▸ Page text
+-------+
American railroad company

The Wellsboro and Corning Railroad is a 35 mi shortline railroad that operates between Wellsboro, Pennsylvania and Corning, New York, passing through Tioga and Lawrenceville. It parallels Pennsylvania Route 287 and U.S. Route 15, following the valleys of Marsh Creek, Crooked Creek, and the Tioga River. The railroad connects with Norfolk Southern's Southern Tier Line at Corning.

The line was formerly part of the New York Central Railroad system, later acquired by Conrail, who sold the line to Growth Resources of Wellsboro in 1992. WCOR began operations in 1993, and was controlled by Richard Robey, owner of the North Shore Railroad System, until January 2008, when Myles Group of Exton, Pennsylvania bought the company. In April 2012, RailAmerica purchased a 20% share in the railroad. The Tioga Central Railroad operated tourist trains over the line between Wellsboro and Tioga until 2022. As of 2023, the line is owned by holding company Genesee & Wyoming.
+-------+
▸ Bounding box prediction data
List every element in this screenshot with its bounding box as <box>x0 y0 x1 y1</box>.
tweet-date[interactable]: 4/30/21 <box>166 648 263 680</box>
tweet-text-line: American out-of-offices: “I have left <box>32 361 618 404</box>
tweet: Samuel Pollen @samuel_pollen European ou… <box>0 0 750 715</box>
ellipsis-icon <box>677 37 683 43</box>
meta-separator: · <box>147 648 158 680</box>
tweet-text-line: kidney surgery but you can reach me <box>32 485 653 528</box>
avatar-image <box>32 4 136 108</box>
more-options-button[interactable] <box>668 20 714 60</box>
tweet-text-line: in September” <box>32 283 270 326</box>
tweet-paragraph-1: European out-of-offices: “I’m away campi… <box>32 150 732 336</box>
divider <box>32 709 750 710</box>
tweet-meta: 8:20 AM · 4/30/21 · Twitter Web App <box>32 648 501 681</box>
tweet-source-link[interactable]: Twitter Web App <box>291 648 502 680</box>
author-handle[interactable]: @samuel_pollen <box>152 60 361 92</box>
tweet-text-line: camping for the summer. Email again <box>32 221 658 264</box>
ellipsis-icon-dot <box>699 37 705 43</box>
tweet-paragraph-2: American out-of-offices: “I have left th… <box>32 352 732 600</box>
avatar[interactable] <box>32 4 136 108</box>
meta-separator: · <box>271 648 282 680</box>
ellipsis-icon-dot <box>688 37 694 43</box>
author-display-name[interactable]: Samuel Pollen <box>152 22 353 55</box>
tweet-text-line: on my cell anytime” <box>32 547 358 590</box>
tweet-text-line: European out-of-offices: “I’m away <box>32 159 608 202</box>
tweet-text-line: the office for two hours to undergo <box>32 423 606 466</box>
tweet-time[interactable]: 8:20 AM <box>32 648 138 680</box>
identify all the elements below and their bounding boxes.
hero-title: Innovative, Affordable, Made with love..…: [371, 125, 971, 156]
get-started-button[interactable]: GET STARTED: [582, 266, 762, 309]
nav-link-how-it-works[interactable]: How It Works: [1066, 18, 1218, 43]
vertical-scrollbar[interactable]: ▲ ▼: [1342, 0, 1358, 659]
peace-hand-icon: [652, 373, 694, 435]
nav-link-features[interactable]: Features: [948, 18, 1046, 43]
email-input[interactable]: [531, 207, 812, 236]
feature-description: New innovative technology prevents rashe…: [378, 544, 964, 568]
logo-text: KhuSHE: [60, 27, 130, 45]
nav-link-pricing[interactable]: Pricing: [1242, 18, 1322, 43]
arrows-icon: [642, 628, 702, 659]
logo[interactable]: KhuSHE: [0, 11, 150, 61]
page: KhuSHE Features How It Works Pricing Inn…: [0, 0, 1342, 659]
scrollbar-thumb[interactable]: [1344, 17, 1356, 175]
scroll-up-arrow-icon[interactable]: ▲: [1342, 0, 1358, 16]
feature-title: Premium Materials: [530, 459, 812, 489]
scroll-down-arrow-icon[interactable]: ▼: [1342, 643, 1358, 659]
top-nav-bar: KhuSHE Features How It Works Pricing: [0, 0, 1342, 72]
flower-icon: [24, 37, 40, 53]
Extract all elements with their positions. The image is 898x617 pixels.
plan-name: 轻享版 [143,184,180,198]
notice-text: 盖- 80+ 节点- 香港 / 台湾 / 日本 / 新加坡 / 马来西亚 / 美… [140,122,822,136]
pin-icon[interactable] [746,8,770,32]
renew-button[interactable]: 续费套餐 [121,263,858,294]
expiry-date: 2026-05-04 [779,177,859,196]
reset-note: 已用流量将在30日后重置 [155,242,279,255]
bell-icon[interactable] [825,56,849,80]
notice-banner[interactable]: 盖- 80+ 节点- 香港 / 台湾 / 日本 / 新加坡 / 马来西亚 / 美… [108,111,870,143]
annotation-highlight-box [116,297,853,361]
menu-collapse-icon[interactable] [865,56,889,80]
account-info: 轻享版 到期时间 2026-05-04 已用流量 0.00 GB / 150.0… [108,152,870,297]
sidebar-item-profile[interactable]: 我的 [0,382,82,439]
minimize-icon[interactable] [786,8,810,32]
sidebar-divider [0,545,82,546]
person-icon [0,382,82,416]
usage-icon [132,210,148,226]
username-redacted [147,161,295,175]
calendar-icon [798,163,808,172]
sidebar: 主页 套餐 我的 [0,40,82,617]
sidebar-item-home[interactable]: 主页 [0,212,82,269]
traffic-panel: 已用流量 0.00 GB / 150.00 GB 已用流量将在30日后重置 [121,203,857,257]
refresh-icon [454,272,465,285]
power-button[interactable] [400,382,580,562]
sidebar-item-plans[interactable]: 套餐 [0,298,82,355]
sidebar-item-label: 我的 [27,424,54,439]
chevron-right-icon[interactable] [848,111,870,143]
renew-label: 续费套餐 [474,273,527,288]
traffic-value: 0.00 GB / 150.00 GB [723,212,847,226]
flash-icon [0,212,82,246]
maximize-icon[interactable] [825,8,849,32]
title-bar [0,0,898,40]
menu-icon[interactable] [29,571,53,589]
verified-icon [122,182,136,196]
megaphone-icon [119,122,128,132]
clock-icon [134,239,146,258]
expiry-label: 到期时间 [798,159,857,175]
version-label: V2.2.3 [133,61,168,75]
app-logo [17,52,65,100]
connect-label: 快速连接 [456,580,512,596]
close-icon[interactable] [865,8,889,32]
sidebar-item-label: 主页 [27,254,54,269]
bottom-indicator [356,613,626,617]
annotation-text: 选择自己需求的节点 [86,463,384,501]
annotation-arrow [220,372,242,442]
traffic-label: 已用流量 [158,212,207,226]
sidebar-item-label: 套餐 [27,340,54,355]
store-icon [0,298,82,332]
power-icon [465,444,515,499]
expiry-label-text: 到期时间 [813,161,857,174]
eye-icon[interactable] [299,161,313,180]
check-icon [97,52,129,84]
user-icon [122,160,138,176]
+-------+
▸ Set of tasks
**1)** According to the Wellsboro and Corning Railroad text, where does the line connect with Norfolk Southern's Southern Tier Line?
**2)** Write a continuation of the Wellsboro and Corning Railroad text, beginning right after its final sentence.
This data is separate material with no connection to the Wellsboro and Corning Railroad text.

▸ Responses in order
**1)** At Corning.

**2)**
==History==
Most of the WCOR was once part of a main line connecting to the New York Central Railroad's Water Level Route at Lyons, New York. The north end of what would become the WCOR was built in 1841 by the Tioga Coal, Iron Mining & Manufacturing Company (later reorganized as the Blossburg & Corning Railroad), and extended from Corning south to Lawrenceville. The south end from Lawrenceville to Wellsboro was built by the Wellsboro & Lawrenceville Railroad, opening in 1871. The two railroads were combined in 1873 as the Corning, Cowanesque & Antrim Railroad. The main line, finished in 1883 by the Jersey Shore, Pine Creek & Buffalo Railway, branched off north of Wellsboro. The Corning, Cowanesque & Antrim was leased to Fall Brook Railroad in 1892, which was then leased to New York Central in 1899. Its successor the Geneva, Corning & Southern Railroad was absorbed by New York Central in 1914.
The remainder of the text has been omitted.